SET PROBLEM >> Where the word "Besucher" occurs in a line, return that line.
--- Start of MATERIAL FOR THIS TASK ---
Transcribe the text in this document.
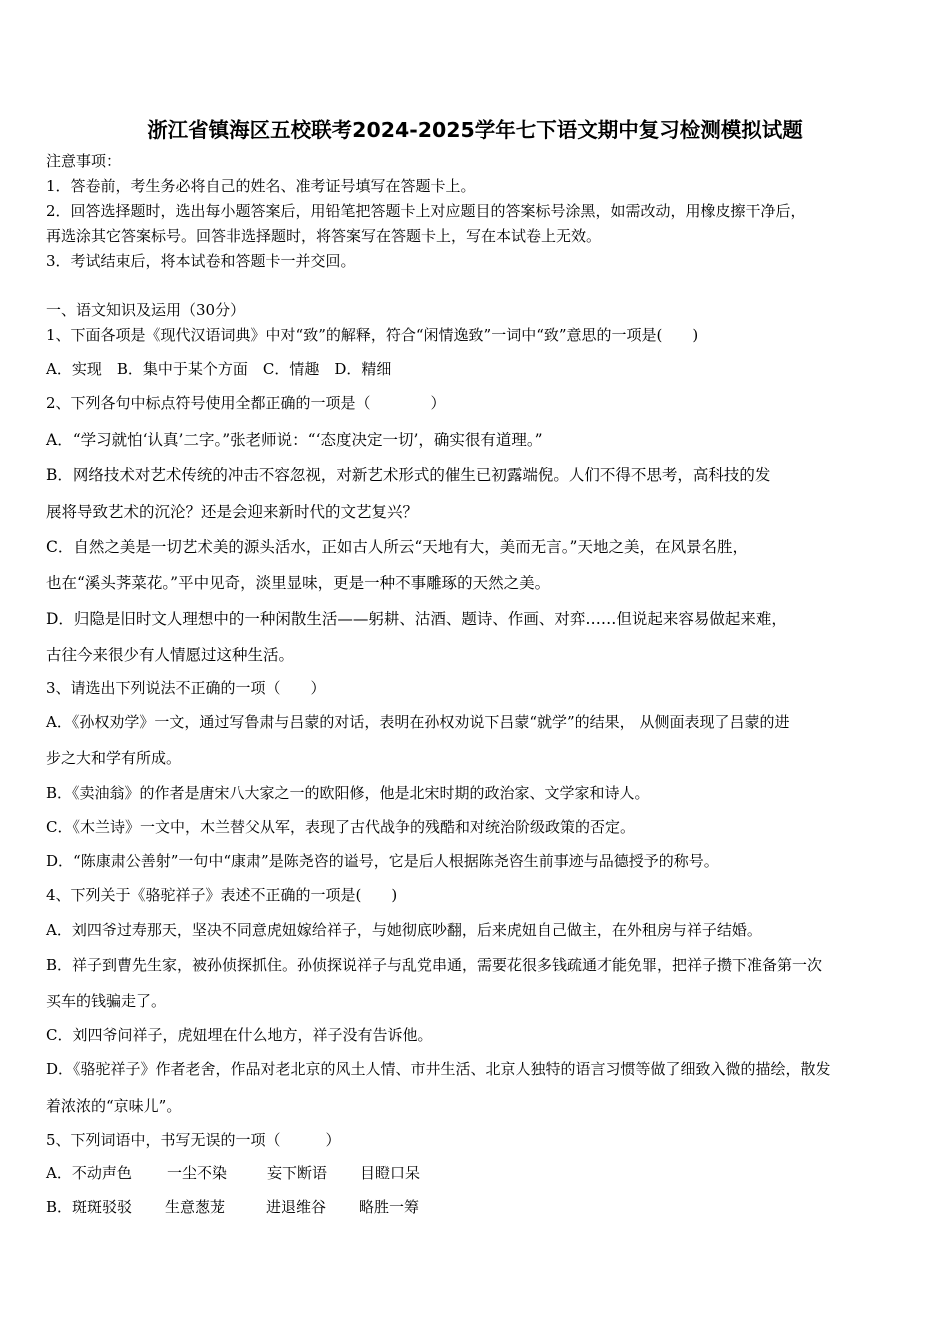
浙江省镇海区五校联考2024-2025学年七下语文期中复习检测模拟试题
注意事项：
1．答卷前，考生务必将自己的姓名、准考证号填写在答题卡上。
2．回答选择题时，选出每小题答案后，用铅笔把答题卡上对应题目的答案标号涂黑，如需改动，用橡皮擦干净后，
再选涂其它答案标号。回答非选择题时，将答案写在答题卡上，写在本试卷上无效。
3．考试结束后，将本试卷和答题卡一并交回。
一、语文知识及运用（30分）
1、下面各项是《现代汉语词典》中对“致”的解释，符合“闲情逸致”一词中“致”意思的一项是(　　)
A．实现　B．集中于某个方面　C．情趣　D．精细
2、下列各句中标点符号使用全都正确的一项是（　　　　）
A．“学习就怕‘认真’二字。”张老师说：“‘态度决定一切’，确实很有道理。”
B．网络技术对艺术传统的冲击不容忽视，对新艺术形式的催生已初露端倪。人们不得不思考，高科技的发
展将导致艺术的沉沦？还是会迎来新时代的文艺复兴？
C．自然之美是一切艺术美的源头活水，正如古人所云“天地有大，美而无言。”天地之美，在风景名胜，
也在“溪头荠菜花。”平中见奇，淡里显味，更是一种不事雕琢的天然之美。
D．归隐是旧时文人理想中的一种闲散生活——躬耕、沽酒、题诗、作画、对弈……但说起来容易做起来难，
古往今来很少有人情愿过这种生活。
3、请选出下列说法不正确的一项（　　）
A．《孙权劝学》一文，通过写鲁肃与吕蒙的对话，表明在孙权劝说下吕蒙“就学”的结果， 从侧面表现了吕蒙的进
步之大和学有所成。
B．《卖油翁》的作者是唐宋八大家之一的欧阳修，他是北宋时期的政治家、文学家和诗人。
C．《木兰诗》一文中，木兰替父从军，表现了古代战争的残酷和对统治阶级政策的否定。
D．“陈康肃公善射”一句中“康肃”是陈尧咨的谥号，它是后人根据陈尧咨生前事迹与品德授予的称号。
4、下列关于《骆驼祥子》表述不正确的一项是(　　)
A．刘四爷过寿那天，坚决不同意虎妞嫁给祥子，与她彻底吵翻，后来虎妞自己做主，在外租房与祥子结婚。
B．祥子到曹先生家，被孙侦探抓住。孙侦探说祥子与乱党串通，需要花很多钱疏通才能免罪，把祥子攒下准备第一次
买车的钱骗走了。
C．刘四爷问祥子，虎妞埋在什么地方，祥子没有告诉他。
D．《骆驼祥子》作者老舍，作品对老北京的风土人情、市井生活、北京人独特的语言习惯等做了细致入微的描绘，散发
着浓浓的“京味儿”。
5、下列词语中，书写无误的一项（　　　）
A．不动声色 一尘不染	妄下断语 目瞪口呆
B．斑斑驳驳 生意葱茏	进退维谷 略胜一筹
--- End of MATERIAL FOR THIS TASK ---
--- Start of MATERIAL FOR THIS TASK ---
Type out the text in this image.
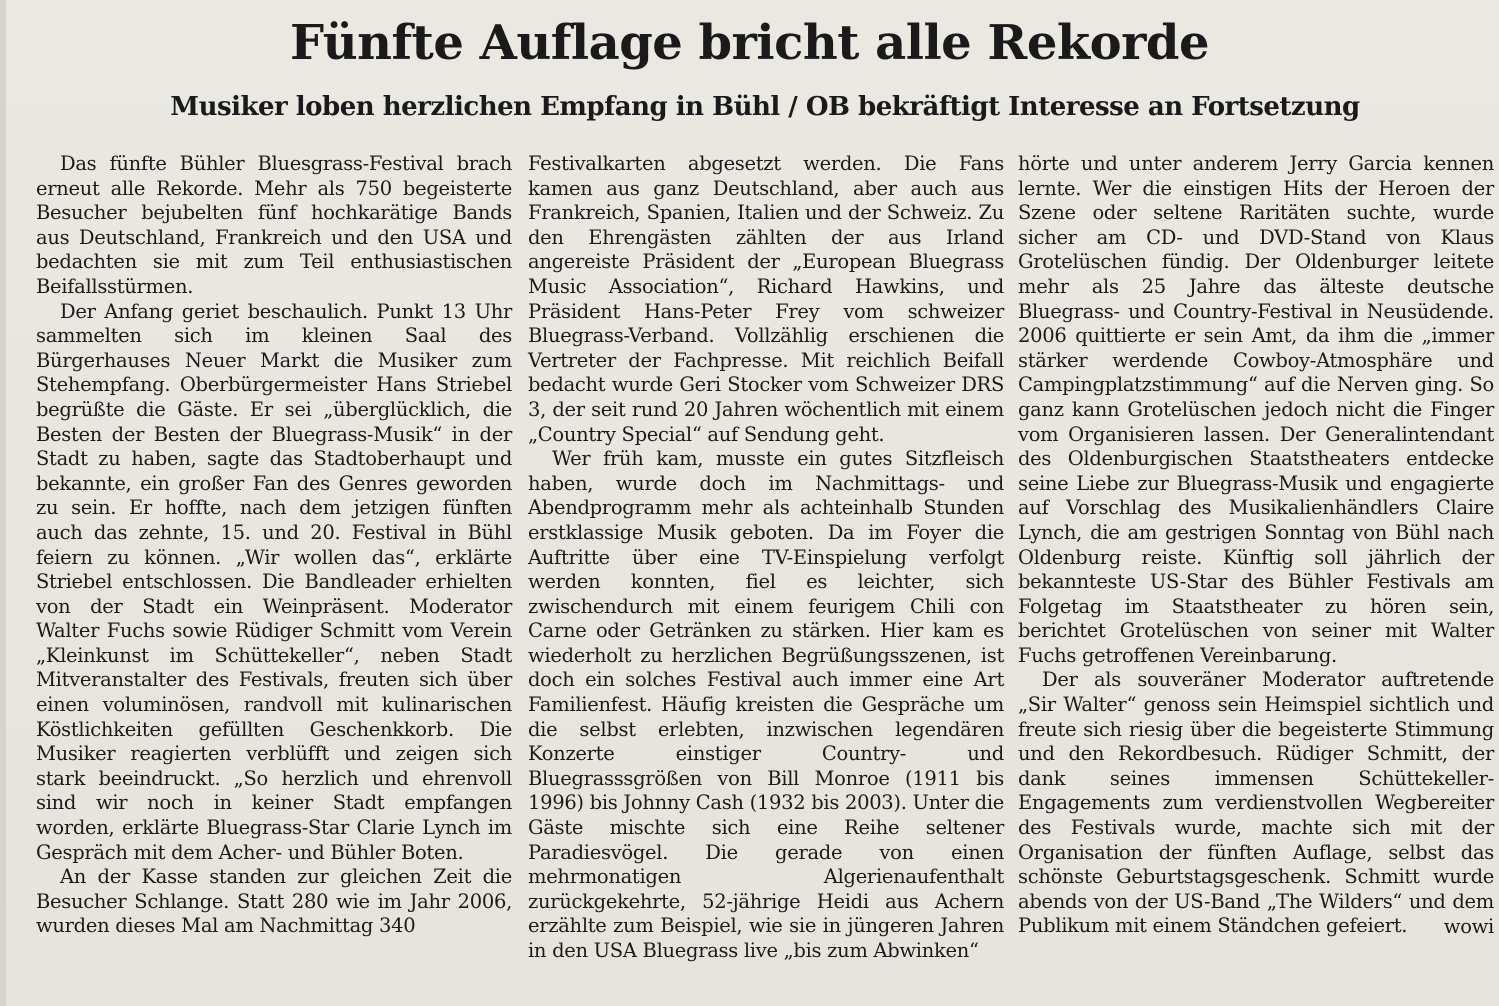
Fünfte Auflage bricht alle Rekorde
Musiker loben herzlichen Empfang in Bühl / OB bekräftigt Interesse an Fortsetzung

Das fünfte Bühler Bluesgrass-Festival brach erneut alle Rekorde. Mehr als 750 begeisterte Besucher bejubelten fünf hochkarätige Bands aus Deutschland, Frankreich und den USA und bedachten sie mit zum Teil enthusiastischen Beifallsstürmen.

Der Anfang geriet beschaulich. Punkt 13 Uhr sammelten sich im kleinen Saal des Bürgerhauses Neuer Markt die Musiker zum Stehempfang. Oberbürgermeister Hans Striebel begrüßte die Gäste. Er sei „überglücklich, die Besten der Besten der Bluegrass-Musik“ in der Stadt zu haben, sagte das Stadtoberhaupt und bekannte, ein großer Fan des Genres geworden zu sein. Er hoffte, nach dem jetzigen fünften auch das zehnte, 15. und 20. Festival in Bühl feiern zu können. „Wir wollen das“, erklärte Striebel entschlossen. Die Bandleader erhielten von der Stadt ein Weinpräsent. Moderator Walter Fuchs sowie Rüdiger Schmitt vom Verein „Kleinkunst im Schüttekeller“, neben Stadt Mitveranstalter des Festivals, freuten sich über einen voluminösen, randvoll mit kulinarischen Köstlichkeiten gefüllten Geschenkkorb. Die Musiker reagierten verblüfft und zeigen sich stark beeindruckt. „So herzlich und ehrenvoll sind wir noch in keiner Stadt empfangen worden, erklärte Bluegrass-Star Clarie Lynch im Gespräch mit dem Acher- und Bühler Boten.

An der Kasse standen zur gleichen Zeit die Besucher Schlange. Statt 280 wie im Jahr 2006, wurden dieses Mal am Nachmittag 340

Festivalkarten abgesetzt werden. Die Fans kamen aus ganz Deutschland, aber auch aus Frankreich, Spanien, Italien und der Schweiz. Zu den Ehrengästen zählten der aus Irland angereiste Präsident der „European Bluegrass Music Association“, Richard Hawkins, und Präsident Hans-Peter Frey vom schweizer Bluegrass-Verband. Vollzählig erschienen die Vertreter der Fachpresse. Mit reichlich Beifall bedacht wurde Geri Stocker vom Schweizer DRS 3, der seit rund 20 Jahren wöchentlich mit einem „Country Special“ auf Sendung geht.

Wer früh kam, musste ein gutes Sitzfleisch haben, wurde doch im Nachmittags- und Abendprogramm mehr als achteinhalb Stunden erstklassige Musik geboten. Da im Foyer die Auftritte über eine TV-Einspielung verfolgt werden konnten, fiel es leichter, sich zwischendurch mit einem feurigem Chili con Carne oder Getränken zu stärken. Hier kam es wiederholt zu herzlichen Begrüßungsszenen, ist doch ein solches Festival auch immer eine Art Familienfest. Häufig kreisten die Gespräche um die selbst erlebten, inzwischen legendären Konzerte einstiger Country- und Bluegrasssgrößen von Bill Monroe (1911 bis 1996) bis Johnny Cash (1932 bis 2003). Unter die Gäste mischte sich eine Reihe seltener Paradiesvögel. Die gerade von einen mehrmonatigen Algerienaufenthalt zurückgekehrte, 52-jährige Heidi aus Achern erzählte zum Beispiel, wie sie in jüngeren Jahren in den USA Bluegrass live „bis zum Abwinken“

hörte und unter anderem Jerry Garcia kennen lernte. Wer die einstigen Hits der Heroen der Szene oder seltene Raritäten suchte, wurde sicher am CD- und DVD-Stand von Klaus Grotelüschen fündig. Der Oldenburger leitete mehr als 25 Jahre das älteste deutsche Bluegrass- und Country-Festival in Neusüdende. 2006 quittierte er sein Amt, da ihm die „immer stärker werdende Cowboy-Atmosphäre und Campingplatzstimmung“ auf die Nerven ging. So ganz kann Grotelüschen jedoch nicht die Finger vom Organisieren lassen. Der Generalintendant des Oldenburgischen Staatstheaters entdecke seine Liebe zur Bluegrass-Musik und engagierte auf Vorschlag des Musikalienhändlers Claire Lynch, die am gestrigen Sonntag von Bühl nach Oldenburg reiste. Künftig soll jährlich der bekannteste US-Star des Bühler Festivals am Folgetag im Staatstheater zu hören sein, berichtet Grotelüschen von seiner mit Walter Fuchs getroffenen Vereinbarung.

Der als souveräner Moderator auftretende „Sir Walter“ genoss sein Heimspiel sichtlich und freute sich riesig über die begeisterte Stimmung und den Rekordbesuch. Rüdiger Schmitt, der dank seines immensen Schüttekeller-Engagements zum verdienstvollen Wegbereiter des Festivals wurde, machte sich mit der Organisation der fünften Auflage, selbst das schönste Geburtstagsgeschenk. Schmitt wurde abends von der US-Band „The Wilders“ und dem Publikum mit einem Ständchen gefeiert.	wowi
--- End of MATERIAL FOR THIS TASK ---
--- Start of MATERIAL FOR THIS TASK ---
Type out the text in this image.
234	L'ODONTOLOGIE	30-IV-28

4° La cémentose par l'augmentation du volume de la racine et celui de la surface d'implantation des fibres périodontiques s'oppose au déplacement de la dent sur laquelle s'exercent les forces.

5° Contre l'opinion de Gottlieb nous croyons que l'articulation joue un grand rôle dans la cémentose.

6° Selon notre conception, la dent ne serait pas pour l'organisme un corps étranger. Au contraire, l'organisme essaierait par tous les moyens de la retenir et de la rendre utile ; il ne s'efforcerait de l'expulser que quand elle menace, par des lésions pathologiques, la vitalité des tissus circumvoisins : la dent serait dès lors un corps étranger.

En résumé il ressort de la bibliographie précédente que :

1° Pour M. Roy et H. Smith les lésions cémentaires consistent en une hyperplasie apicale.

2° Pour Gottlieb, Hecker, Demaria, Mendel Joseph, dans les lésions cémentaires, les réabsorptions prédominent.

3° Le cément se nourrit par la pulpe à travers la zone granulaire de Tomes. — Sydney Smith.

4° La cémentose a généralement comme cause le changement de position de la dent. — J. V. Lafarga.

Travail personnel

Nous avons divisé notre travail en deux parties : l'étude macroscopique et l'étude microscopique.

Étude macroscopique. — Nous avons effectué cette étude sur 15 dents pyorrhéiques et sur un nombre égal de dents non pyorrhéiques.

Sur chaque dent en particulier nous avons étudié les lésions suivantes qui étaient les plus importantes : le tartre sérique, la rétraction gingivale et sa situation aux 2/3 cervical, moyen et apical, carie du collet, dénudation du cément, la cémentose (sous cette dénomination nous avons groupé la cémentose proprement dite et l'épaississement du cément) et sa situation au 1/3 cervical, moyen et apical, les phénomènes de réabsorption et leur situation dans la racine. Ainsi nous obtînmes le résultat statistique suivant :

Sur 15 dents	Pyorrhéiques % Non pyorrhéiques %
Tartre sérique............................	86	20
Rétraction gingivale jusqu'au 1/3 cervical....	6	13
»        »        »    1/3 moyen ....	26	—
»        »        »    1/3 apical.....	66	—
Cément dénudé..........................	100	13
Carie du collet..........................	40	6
--- End of MATERIAL FOR THIS TASK ---
EXPECTED ANSWER >>
Das fünfte Bühler Bluesgrass-Festival brach erneut alle Rekorde. Mehr als 750 begeisterte Besucher bejubelten fünf hochkarätige Bands aus Deutschland, Frankreich und den USA und bedachten sie mit zum Teil enthusiastischen Beifallsstürmen.
An der Kasse standen zur gleichen Zeit die Besucher Schlange. Statt 280 wie im Jahr 2006, wurden dieses Mal am Nachmittag 340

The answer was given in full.